begin
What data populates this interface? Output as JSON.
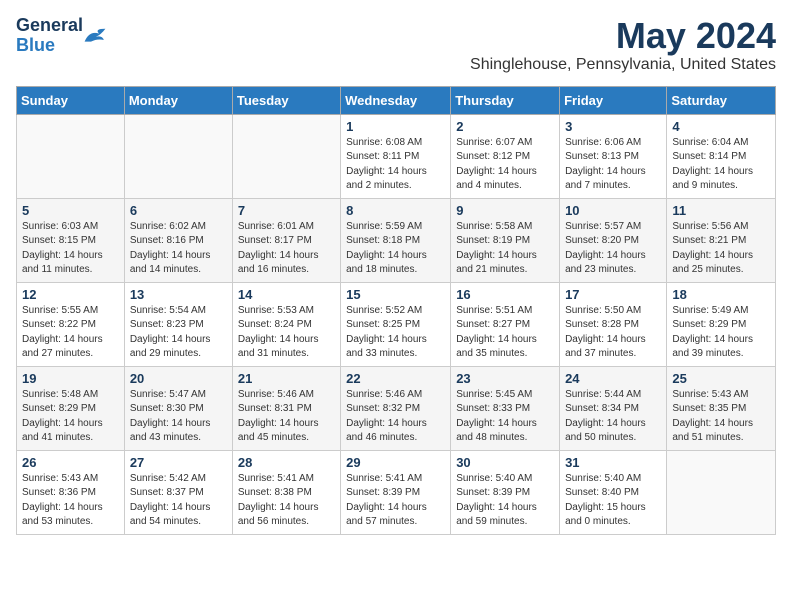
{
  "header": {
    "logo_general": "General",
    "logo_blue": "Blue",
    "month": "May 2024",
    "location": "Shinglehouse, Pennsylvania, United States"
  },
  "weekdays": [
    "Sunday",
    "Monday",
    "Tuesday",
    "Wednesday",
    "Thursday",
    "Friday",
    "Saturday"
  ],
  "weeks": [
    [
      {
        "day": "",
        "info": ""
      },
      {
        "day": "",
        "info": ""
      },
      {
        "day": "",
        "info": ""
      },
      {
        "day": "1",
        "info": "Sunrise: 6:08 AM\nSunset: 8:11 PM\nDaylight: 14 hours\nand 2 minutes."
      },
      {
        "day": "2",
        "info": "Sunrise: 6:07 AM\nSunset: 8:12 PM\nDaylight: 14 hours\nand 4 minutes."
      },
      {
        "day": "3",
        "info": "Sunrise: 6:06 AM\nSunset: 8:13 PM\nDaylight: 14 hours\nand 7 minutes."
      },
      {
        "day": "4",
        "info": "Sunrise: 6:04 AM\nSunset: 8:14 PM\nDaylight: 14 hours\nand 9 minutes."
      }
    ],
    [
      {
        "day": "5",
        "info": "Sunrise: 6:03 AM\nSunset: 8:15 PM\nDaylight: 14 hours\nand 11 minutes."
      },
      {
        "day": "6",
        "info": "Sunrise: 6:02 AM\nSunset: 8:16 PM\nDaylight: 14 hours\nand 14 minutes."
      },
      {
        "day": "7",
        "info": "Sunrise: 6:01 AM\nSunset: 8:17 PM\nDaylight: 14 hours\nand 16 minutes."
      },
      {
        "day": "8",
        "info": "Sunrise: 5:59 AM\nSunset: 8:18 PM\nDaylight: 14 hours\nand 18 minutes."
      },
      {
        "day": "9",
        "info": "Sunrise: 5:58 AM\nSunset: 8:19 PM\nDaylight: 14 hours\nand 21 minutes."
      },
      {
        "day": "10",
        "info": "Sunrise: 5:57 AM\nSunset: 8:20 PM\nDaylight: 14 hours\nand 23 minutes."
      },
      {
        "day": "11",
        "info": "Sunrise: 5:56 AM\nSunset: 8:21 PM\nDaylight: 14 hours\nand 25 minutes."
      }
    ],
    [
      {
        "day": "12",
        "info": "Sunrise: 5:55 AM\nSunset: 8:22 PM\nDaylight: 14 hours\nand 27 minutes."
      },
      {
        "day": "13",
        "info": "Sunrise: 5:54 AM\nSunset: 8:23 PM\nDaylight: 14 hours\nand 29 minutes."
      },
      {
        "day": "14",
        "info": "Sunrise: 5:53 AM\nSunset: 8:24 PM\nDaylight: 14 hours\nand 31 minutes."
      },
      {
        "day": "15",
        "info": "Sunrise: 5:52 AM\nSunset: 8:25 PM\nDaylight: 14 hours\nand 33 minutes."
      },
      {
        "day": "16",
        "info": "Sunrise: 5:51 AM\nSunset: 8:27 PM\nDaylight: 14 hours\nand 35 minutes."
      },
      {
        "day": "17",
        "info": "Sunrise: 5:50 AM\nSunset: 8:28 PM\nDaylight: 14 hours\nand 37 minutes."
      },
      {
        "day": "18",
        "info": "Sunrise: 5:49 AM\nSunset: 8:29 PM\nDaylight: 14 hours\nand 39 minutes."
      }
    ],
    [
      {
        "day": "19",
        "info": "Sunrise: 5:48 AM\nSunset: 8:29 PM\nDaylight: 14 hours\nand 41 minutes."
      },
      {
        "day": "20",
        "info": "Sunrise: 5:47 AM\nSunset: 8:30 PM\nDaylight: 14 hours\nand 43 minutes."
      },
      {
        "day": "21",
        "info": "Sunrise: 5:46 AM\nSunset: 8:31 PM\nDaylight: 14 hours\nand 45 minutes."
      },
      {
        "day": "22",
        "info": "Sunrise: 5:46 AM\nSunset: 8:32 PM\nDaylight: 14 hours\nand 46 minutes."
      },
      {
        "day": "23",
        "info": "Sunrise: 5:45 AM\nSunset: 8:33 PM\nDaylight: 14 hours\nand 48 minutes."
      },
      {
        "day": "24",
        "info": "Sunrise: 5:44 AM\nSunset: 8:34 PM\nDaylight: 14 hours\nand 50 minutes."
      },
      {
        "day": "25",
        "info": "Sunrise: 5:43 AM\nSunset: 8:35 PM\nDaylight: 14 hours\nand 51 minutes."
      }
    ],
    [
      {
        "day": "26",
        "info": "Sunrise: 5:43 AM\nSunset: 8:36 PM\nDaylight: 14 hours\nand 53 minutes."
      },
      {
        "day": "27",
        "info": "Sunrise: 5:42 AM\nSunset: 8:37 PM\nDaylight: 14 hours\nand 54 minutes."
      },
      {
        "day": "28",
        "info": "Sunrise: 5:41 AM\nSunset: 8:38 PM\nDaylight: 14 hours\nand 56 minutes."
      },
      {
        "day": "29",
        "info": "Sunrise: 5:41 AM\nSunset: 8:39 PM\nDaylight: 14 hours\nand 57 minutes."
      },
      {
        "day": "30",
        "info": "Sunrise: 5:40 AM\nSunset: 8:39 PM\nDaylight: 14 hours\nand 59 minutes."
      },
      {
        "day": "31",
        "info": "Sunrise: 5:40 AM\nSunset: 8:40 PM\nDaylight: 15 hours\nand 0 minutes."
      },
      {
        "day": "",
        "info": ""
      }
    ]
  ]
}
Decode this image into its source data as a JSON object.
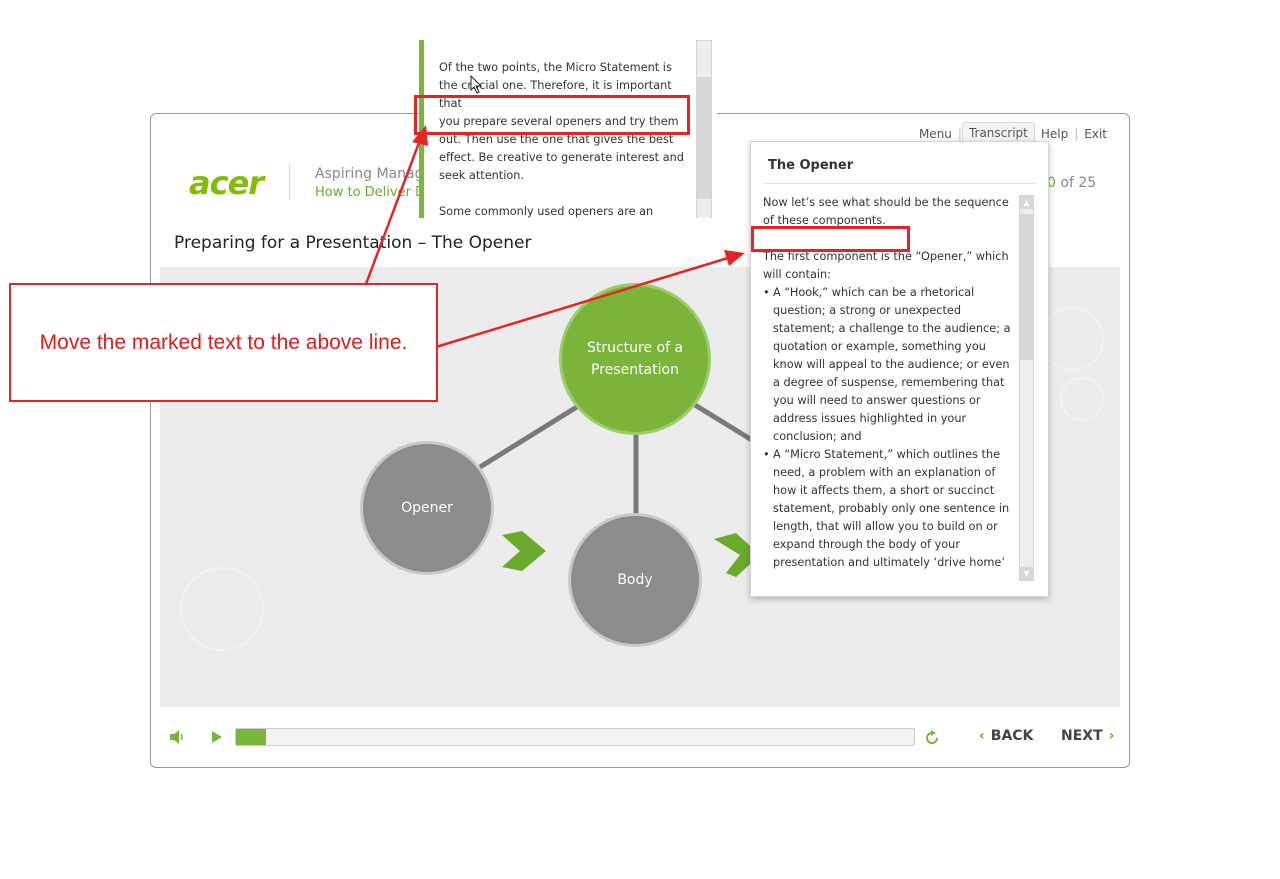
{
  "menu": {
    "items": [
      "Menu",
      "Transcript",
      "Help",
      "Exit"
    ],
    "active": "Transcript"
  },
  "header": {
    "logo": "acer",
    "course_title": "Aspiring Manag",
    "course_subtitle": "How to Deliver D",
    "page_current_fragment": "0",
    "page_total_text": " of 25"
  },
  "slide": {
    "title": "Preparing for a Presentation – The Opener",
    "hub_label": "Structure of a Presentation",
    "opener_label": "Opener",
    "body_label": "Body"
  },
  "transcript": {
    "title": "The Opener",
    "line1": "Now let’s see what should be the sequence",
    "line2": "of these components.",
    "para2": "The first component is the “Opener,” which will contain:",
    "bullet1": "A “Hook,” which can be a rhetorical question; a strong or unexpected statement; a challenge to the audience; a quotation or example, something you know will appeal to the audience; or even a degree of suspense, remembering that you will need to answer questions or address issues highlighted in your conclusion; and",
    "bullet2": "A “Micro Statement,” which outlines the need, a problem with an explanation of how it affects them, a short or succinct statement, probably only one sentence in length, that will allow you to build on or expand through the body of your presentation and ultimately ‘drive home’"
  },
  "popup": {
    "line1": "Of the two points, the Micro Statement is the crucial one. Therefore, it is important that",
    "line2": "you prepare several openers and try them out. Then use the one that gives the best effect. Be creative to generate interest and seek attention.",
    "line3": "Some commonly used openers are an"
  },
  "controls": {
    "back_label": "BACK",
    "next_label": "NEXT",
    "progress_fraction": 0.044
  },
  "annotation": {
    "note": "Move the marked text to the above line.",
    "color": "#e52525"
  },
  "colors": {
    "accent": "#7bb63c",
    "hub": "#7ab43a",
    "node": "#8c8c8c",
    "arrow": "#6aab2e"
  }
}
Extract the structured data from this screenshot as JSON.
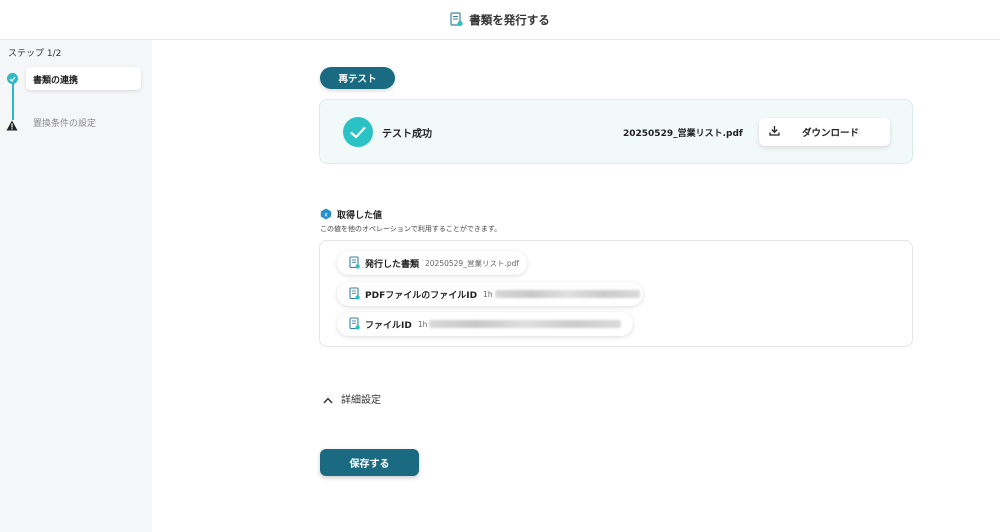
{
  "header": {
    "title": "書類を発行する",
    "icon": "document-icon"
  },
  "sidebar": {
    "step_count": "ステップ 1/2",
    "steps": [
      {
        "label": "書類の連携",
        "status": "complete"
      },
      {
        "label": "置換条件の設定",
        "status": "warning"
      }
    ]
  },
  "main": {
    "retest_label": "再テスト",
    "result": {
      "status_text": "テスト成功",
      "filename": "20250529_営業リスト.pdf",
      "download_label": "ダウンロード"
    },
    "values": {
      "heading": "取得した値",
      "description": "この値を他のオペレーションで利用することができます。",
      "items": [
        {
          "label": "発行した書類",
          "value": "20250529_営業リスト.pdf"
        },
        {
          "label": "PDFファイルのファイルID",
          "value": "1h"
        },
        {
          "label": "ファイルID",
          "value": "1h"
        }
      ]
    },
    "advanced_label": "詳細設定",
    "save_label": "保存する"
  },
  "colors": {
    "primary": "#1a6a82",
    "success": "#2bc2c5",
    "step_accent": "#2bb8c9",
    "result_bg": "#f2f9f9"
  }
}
end
What needs to be done:
Your answer should be a single number: the count of lines that contain "them".

Answer for the task:
2